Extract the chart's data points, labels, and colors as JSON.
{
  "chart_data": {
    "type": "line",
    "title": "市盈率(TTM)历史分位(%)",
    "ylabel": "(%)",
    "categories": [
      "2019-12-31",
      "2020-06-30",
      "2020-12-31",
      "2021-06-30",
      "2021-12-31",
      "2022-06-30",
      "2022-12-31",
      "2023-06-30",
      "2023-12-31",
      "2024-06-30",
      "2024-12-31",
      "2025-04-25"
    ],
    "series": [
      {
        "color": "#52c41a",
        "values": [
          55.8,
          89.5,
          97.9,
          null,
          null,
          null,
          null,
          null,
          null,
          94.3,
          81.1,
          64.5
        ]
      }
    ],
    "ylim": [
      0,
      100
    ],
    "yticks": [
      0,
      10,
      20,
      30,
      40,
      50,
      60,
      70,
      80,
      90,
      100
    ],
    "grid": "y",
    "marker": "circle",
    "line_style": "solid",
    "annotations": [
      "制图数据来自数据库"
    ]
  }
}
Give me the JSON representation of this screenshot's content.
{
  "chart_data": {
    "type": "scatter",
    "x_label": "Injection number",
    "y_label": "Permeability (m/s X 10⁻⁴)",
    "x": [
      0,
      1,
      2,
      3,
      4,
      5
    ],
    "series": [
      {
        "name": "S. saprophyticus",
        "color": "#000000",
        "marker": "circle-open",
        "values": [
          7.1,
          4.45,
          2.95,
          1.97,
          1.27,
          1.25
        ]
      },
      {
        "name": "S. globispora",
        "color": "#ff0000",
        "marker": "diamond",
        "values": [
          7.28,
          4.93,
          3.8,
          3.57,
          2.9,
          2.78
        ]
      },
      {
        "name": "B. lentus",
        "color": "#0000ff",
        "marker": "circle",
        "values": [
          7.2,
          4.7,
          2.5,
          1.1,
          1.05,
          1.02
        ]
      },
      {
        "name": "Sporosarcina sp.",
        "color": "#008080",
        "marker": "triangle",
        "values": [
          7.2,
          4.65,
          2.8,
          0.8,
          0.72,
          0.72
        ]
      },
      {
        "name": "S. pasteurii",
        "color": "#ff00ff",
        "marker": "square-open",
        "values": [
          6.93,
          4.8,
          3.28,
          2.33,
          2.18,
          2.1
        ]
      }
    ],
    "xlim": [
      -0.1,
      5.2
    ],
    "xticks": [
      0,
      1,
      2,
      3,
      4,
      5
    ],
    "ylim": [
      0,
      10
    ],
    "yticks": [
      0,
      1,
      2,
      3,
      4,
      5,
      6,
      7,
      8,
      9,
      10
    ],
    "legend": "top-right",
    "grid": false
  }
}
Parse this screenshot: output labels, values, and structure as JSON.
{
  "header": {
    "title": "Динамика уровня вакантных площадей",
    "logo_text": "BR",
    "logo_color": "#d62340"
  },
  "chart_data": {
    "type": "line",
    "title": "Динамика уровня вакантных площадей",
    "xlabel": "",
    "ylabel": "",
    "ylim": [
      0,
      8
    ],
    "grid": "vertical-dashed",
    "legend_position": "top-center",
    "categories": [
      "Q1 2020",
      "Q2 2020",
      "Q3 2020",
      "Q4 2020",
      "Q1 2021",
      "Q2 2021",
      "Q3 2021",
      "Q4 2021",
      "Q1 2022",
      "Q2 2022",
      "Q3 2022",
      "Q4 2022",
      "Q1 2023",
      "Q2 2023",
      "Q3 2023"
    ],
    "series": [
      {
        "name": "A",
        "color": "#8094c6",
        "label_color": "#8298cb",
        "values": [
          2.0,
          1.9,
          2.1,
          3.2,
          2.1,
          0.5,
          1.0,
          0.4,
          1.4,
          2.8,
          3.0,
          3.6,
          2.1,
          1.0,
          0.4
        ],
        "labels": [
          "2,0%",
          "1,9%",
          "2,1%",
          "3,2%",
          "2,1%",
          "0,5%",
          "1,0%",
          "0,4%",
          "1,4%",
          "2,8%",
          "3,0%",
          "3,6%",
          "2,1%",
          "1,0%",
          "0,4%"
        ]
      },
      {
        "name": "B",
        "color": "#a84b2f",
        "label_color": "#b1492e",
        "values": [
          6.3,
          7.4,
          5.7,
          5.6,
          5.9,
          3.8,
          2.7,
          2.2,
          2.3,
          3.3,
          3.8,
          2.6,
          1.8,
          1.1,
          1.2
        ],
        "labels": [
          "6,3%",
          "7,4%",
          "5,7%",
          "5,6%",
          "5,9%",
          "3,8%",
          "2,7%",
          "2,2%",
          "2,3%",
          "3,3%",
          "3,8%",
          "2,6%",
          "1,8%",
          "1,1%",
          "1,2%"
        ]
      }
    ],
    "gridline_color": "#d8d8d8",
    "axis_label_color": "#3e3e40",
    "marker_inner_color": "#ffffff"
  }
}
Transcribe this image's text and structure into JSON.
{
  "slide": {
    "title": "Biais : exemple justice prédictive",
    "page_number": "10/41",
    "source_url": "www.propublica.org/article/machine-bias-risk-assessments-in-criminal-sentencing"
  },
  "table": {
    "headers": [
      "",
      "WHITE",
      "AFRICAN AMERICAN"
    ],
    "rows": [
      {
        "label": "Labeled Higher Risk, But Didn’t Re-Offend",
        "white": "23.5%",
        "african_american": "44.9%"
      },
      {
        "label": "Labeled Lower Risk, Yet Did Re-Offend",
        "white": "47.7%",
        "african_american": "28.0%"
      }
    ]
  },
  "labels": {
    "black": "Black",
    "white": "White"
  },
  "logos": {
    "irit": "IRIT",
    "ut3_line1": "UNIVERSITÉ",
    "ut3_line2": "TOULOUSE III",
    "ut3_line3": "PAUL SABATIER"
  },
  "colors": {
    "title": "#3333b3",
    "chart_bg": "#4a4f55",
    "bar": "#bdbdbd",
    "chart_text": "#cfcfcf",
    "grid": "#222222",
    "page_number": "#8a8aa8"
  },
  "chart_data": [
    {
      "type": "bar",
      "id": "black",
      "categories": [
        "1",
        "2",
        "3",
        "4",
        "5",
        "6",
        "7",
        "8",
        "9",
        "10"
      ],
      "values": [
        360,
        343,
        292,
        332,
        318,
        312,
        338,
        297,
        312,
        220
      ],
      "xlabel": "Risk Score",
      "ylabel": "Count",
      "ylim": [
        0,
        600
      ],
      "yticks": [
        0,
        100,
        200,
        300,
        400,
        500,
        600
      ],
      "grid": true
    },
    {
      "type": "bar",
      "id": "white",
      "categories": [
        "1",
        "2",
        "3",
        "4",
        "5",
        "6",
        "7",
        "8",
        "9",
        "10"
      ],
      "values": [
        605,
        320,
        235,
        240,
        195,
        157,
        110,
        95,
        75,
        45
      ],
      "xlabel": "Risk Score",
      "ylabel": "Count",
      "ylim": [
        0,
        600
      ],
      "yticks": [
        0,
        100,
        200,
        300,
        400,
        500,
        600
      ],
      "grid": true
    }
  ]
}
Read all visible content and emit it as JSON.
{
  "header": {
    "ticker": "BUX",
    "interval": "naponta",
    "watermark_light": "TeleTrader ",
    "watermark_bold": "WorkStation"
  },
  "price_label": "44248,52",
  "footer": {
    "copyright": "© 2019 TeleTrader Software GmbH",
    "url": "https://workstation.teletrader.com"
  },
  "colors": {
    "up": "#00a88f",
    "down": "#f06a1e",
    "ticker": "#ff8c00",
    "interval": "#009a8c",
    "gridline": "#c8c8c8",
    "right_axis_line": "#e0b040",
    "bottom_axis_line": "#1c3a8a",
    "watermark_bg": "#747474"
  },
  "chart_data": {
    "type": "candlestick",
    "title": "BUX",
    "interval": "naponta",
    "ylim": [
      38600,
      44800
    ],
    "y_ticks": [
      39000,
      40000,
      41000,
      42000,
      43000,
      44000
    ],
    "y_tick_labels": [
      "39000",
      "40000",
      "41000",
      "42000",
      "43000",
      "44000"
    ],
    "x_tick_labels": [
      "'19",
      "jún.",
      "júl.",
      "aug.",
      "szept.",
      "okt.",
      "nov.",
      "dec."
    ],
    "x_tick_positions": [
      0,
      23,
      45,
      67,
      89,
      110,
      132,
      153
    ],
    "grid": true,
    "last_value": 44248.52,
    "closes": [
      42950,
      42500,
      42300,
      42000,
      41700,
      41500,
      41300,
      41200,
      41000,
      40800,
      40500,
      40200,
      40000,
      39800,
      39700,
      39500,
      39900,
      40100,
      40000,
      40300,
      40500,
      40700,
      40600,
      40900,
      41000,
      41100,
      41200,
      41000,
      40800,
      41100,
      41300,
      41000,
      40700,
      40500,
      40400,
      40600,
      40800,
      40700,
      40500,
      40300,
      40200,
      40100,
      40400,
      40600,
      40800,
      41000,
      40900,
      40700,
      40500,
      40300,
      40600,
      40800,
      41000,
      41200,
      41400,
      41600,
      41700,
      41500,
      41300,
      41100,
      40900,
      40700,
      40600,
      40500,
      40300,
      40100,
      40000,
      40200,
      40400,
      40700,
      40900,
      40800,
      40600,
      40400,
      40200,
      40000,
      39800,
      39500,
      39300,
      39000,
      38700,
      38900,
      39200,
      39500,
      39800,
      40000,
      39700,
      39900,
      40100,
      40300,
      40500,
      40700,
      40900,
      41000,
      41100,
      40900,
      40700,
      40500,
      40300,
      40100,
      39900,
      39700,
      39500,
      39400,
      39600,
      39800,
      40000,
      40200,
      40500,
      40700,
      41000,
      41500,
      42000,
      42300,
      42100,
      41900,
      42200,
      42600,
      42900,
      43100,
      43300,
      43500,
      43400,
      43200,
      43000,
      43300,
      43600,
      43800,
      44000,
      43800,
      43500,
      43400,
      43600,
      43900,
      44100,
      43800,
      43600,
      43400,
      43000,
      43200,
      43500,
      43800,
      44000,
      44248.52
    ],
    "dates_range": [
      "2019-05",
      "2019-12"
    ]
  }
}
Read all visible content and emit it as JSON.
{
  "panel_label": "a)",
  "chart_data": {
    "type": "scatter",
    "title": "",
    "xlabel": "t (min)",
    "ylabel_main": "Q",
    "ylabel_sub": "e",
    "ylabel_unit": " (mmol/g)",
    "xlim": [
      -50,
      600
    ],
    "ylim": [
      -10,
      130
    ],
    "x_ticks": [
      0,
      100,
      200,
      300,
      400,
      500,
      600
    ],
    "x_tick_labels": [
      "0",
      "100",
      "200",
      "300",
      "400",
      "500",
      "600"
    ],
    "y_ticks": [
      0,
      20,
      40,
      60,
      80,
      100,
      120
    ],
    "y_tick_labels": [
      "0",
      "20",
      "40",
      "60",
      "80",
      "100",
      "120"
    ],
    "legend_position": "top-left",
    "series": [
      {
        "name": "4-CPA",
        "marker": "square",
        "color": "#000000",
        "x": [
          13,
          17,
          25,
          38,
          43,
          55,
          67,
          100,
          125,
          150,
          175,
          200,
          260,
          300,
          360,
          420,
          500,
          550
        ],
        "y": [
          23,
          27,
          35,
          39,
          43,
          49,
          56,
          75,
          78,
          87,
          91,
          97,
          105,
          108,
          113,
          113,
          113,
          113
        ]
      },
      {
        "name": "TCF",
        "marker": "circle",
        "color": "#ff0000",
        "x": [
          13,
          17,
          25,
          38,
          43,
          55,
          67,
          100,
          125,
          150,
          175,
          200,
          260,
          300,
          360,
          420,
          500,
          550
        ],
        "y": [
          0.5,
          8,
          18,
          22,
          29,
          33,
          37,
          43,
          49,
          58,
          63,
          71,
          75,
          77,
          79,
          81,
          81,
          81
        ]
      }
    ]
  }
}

» Short task: Extract all lines that hold the word "Offend".

» Answer for this exercise:
        "label": "Labeled Higher Risk, But Didn’t Re-Offend",
        "label": "Labeled Lower Risk, Yet Did Re-Offend",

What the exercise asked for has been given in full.